(Dataset items)
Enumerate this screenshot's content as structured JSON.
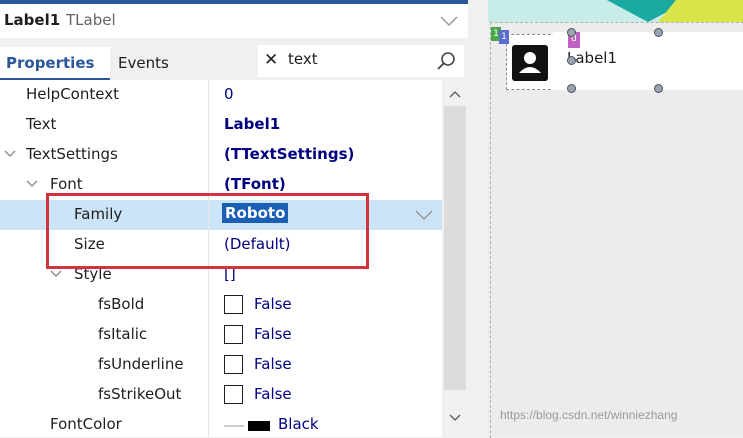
{
  "object_selector": {
    "name": "Label1",
    "type": "TLabel"
  },
  "tabs": [
    {
      "label": "Properties"
    },
    {
      "label": "Events"
    }
  ],
  "search": {
    "value": "text"
  },
  "properties": [
    {
      "name": "HelpContext",
      "value": "0"
    },
    {
      "name": "Text",
      "value": "Label1"
    },
    {
      "name": "TextSettings",
      "value": "(TTextSettings)"
    },
    {
      "name": "Font",
      "value": "(TFont)"
    },
    {
      "name": "Family",
      "value": "Roboto"
    },
    {
      "name": "Size",
      "value": "(Default)"
    },
    {
      "name": "Style",
      "value": "[]"
    },
    {
      "name": "fsBold",
      "value": "False"
    },
    {
      "name": "fsItalic",
      "value": "False"
    },
    {
      "name": "fsUnderline",
      "value": "False"
    },
    {
      "name": "fsStrikeOut",
      "value": "False"
    },
    {
      "name": "FontColor",
      "value": "Black"
    }
  ],
  "designer": {
    "label_text": "Label1",
    "tag_1": "1",
    "tag_2": "1",
    "tag_3": "d"
  },
  "watermark": "https://blog.csdn.net/winniezhang",
  "colors": {
    "accent": "#2b579a",
    "selection": "#1a5fb4",
    "highlight_box": "#d1343c"
  }
}
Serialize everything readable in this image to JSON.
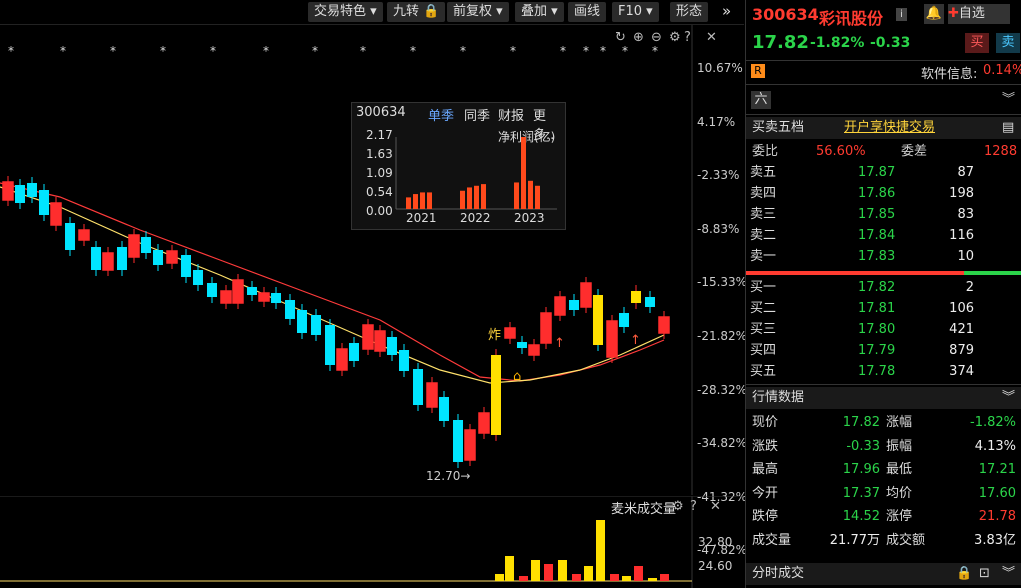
{
  "toolbar": {
    "items": [
      "交易特色",
      "九转",
      "前复权",
      "叠加",
      "画线",
      "F10",
      "形态"
    ],
    "arrow": "»"
  },
  "chart": {
    "y_labels": [
      "10.67%",
      "4.17%",
      "-2.33%",
      "-8.83%",
      "-15.33%",
      "-21.82%",
      "-28.32%",
      "-34.82%",
      "-41.32%",
      "-47.82%"
    ],
    "low_label": "12.70→",
    "tag_zha": "炸",
    "volume_title": "麦米成交量",
    "vol_labels": [
      "32.80",
      "24.60"
    ],
    "colors": {
      "up": "#ff2d2d",
      "down": "#00e5ff",
      "ma5": "#ffe16b",
      "ma10": "#ff3b3b"
    }
  },
  "popup": {
    "code": "300634",
    "tabs": [
      "单季",
      "同季",
      "财报",
      "更多.."
    ],
    "active_tab": "单季",
    "ticks": [
      "2.17",
      "1.63",
      "1.09",
      "0.54",
      "0.00"
    ],
    "metric": "净利润(亿)",
    "years": [
      "2021",
      "2022",
      "2023"
    ]
  },
  "header": {
    "code": "300634",
    "name": "彩讯股份",
    "price": "17.82",
    "change_pct": "-1.82%",
    "change": "-0.33",
    "buy_btn": "买",
    "sell_btn": "卖",
    "add_watch": "自选",
    "r_badge": "R",
    "sector_label": "软件信息:",
    "sector_pct": "0.14%",
    "six_badge": "六"
  },
  "orderbook": {
    "title": "买卖五档",
    "promo": "开户享快捷交易",
    "wei_bi_label": "委比",
    "wei_bi": "56.60%",
    "wei_cha_label": "委差",
    "wei_cha": "1288",
    "asks": [
      {
        "label": "卖五",
        "price": "17.87",
        "vol": "87"
      },
      {
        "label": "卖四",
        "price": "17.86",
        "vol": "198"
      },
      {
        "label": "卖三",
        "price": "17.85",
        "vol": "83"
      },
      {
        "label": "卖二",
        "price": "17.84",
        "vol": "116"
      },
      {
        "label": "卖一",
        "price": "17.83",
        "vol": "10"
      }
    ],
    "bids": [
      {
        "label": "买一",
        "price": "17.82",
        "vol": "2"
      },
      {
        "label": "买二",
        "price": "17.81",
        "vol": "106"
      },
      {
        "label": "买三",
        "price": "17.80",
        "vol": "421"
      },
      {
        "label": "买四",
        "price": "17.79",
        "vol": "879"
      },
      {
        "label": "买五",
        "price": "17.78",
        "vol": "374"
      }
    ]
  },
  "quote": {
    "title": "行情数据",
    "rows": [
      {
        "l1": "现价",
        "v1": "17.82",
        "c1": "green",
        "l2": "涨幅",
        "v2": "-1.82%",
        "c2": "green"
      },
      {
        "l1": "涨跌",
        "v1": "-0.33",
        "c1": "green",
        "l2": "振幅",
        "v2": "4.13%",
        "c2": "white"
      },
      {
        "l1": "最高",
        "v1": "17.96",
        "c1": "green",
        "l2": "最低",
        "v2": "17.21",
        "c2": "green"
      },
      {
        "l1": "今开",
        "v1": "17.37",
        "c1": "green",
        "l2": "均价",
        "v2": "17.60",
        "c2": "green"
      },
      {
        "l1": "跌停",
        "v1": "14.52",
        "c1": "green",
        "l2": "涨停",
        "v2": "21.78",
        "c2": "red"
      },
      {
        "l1": "成交量",
        "v1": "21.77万",
        "c1": "white",
        "l2": "成交额",
        "v2": "3.83亿",
        "c2": "white"
      }
    ],
    "footer": "分时成交"
  }
}
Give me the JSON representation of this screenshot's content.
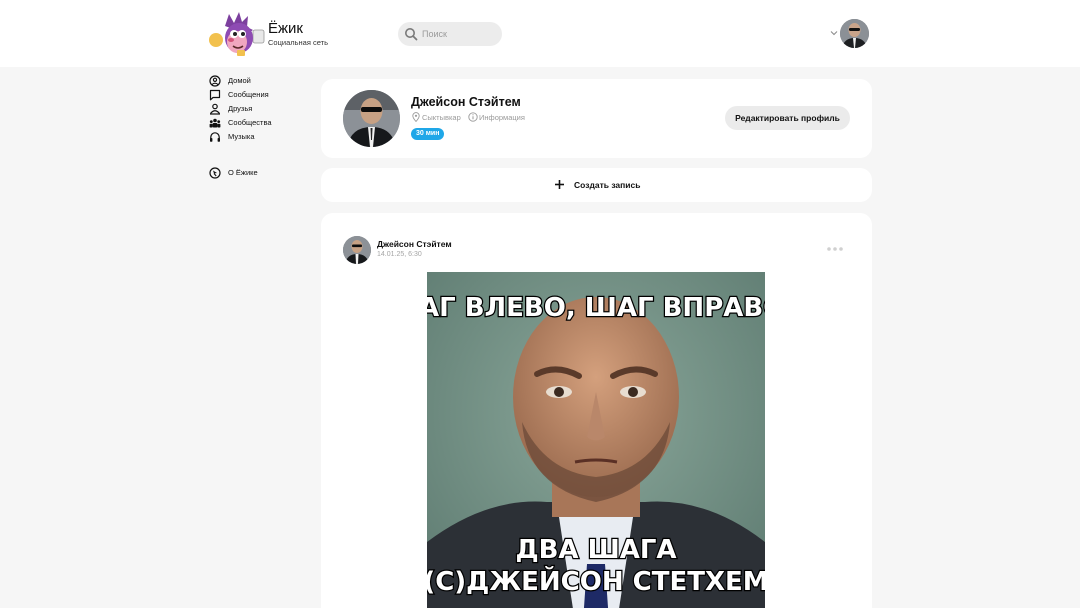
{
  "header": {
    "brand_title": "Ёжик",
    "brand_subtitle": "Социальная сеть",
    "search_placeholder": "Поиск"
  },
  "sidebar": {
    "items": [
      {
        "label": "Домой",
        "icon": "user-circle-icon"
      },
      {
        "label": "Сообщения",
        "icon": "chat-icon"
      },
      {
        "label": "Друзья",
        "icon": "friends-icon"
      },
      {
        "label": "Сообщества",
        "icon": "communities-icon"
      },
      {
        "label": "Музыка",
        "icon": "headphones-icon"
      }
    ],
    "about": {
      "label": "О Ёжике",
      "icon": "info-compass-icon"
    }
  },
  "profile": {
    "name": "Джейсон Стэйтем",
    "location": "Сыктывкар",
    "info_label": "Информация",
    "status_badge": "30 мин",
    "edit_button": "Редактировать профиль"
  },
  "create_post": {
    "label": "Создать запись"
  },
  "post": {
    "author": "Джейсон Стэйтем",
    "date": "14.01.25, 6:30",
    "image": {
      "top_caption": "ШАГ ВЛЕВО, ШАГ ВПРАВО -",
      "bottom_caption_line1": "ДВА ШАГА",
      "bottom_caption_line2": "(С)ДЖЕЙСОН СТЕТХЕМ"
    }
  },
  "colors": {
    "background": "#f6f6f6",
    "card": "#ffffff",
    "accent": "#1fa7e8",
    "button": "#ebebeb"
  }
}
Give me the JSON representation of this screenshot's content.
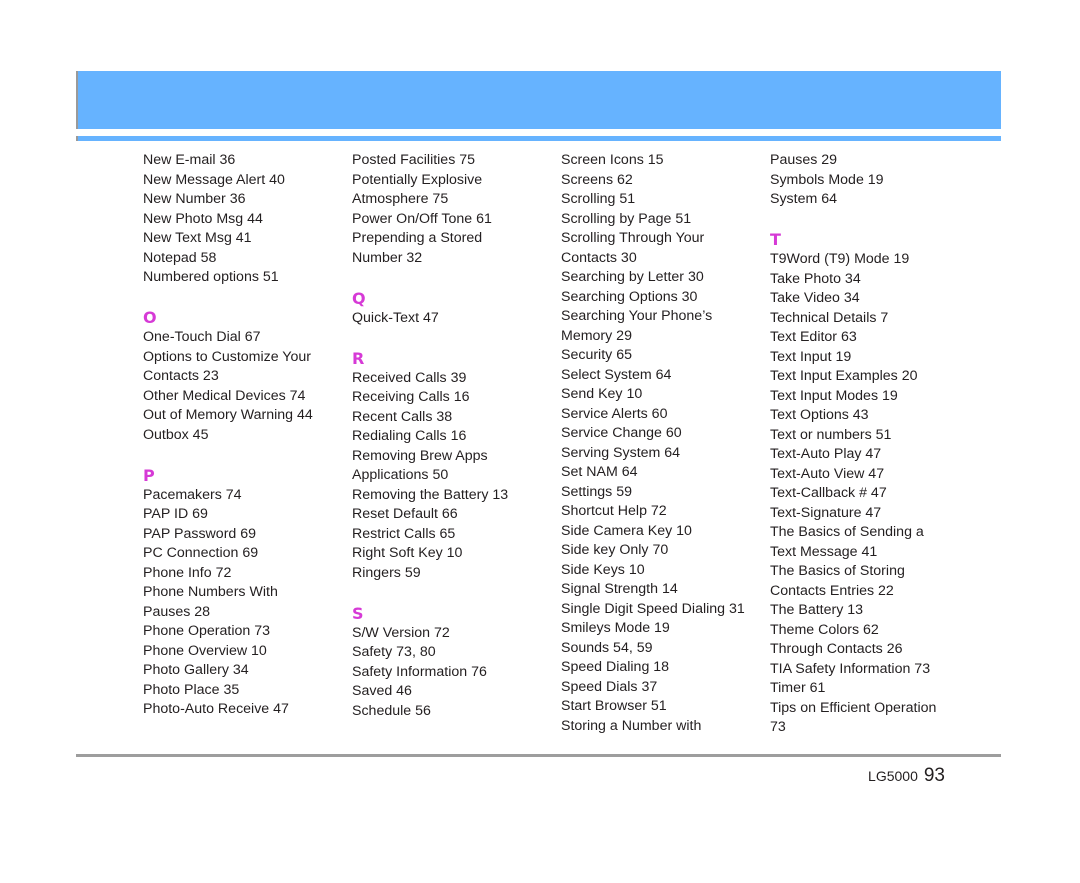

_Stated goal_
Without the pictures, print the whole listing exactly as given.

_Complete response_
Enumerate this screenshot's content as structured JSON.
{
  "object_selector": {
    "name": "Label1",
    "type": "TLabel"
  },
  "tabs": [
    {
      "label": "Properties"
    },
    {
      "label": "Events"
    }
  ],
  "search": {
    "value": "text"
  },
  "properties": [
    {
      "name": "HelpContext",
      "value": "0"
    },
    {
      "name": "Text",
      "value": "Label1"
    },
    {
      "name": "TextSettings",
      "value": "(TTextSettings)"
    },
    {
      "name": "Font",
      "value": "(TFont)"
    },
    {
      "name": "Family",
      "value": "Roboto"
    },
    {
      "name": "Size",
      "value": "(Default)"
    },
    {
      "name": "Style",
      "value": "[]"
    },
    {
      "name": "fsBold",
      "value": "False"
    },
    {
      "name": "fsItalic",
      "value": "False"
    },
    {
      "name": "fsUnderline",
      "value": "False"
    },
    {
      "name": "fsStrikeOut",
      "value": "False"
    },
    {
      "name": "FontColor",
      "value": "Black"
    }
  ],
  "designer": {
    "label_text": "Label1",
    "tag_1": "1",
    "tag_2": "1",
    "tag_3": "d"
  },
  "watermark": "https://blog.csdn.net/winniezhang",
  "colors": {
    "accent": "#2b579a",
    "selection": "#1a5fb4",
    "highlight_box": "#d1343c"
  }
}
Serialize everything readable in this image to JSON.
{
  "toolbar": {
    "items": [
      "交易特色",
      "九转",
      "前复权",
      "叠加",
      "画线",
      "F10",
      "形态"
    ],
    "arrow": "»"
  },
  "chart": {
    "y_labels": [
      "10.67%",
      "4.17%",
      "-2.33%",
      "-8.83%",
      "-15.33%",
      "-21.82%",
      "-28.32%",
      "-34.82%",
      "-41.32%",
      "-47.82%"
    ],
    "low_label": "12.70→",
    "tag_zha": "炸",
    "volume_title": "麦米成交量",
    "vol_labels": [
      "32.80",
      "24.60"
    ],
    "colors": {
      "up": "#ff2d2d",
      "down": "#00e5ff",
      "ma5": "#ffe16b",
      "ma10": "#ff3b3b"
    }
  },
  "popup": {
    "code": "300634",
    "tabs": [
      "单季",
      "同季",
      "财报",
      "更多.."
    ],
    "active_tab": "单季",
    "ticks": [
      "2.17",
      "1.63",
      "1.09",
      "0.54",
      "0.00"
    ],
    "metric": "净利润(亿)",
    "years": [
      "2021",
      "2022",
      "2023"
    ]
  },
  "header": {
    "code": "300634",
    "name": "彩讯股份",
    "price": "17.82",
    "change_pct": "-1.82%",
    "change": "-0.33",
    "buy_btn": "买",
    "sell_btn": "卖",
    "add_watch": "自选",
    "r_badge": "R",
    "sector_label": "软件信息:",
    "sector_pct": "0.14%",
    "six_badge": "六"
  },
  "orderbook": {
    "title": "买卖五档",
    "promo": "开户享快捷交易",
    "wei_bi_label": "委比",
    "wei_bi": "56.60%",
    "wei_cha_label": "委差",
    "wei_cha": "1288",
    "asks": [
      {
        "label": "卖五",
        "price": "17.87",
        "vol": "87"
      },
      {
        "label": "卖四",
        "price": "17.86",
        "vol": "198"
      },
      {
        "label": "卖三",
        "price": "17.85",
        "vol": "83"
      },
      {
        "label": "卖二",
        "price": "17.84",
        "vol": "116"
      },
      {
        "label": "卖一",
        "price": "17.83",
        "vol": "10"
      }
    ],
    "bids": [
      {
        "label": "买一",
        "price": "17.82",
        "vol": "2"
      },
      {
        "label": "买二",
        "price": "17.81",
        "vol": "106"
      },
      {
        "label": "买三",
        "price": "17.80",
        "vol": "421"
      },
      {
        "label": "买四",
        "price": "17.79",
        "vol": "879"
      },
      {
        "label": "买五",
        "price": "17.78",
        "vol": "374"
      }
    ]
  },
  "quote": {
    "title": "行情数据",
    "rows": [
      {
        "l1": "现价",
        "v1": "17.82",
        "c1": "green",
        "l2": "涨幅",
        "v2": "-1.82%",
        "c2": "green"
      },
      {
        "l1": "涨跌",
        "v1": "-0.33",
        "c1": "green",
        "l2": "振幅",
        "v2": "4.13%",
        "c2": "white"
      },
      {
        "l1": "最高",
        "v1": "17.96",
        "c1": "green",
        "l2": "最低",
        "v2": "17.21",
        "c2": "green"
      },
      {
        "l1": "今开",
        "v1": "17.37",
        "c1": "green",
        "l2": "均价",
        "v2": "17.60",
        "c2": "green"
      },
      {
        "l1": "跌停",
        "v1": "14.52",
        "c1": "green",
        "l2": "涨停",
        "v2": "21.78",
        "c2": "red"
      },
      {
        "l1": "成交量",
        "v1": "21.77万",
        "c1": "white",
        "l2": "成交额",
        "v2": "3.83亿",
        "c2": "white"
      }
    ],
    "footer": "分时成交"
  }
}
Give me the JSON representation of this screenshot's content.
{
  "header": {
    "brand_title": "Ёжик",
    "brand_subtitle": "Социальная сеть",
    "search_placeholder": "Поиск"
  },
  "sidebar": {
    "items": [
      {
        "label": "Домой",
        "icon": "user-circle-icon"
      },
      {
        "label": "Сообщения",
        "icon": "chat-icon"
      },
      {
        "label": "Друзья",
        "icon": "friends-icon"
      },
      {
        "label": "Сообщества",
        "icon": "communities-icon"
      },
      {
        "label": "Музыка",
        "icon": "headphones-icon"
      }
    ],
    "about": {
      "label": "О Ёжике",
      "icon": "info-compass-icon"
    }
  },
  "profile": {
    "name": "Джейсон Стэйтем",
    "location": "Сыктывкар",
    "info_label": "Информация",
    "status_badge": "30 мин",
    "edit_button": "Редактировать профиль"
  },
  "create_post": {
    "label": "Создать запись"
  },
  "post": {
    "author": "Джейсон Стэйтем",
    "date": "14.01.25, 6:30",
    "image": {
      "top_caption": "ШАГ ВЛЕВО, ШАГ ВПРАВО -",
      "bottom_caption_line1": "ДВА ШАГА",
      "bottom_caption_line2": "(С)ДЖЕЙСОН СТЕТХЕМ"
    }
  },
  "colors": {
    "background": "#f6f6f6",
    "card": "#ffffff",
    "accent": "#1fa7e8",
    "button": "#ebebeb"
  }
}
Give me the JSON representation of this screenshot's content.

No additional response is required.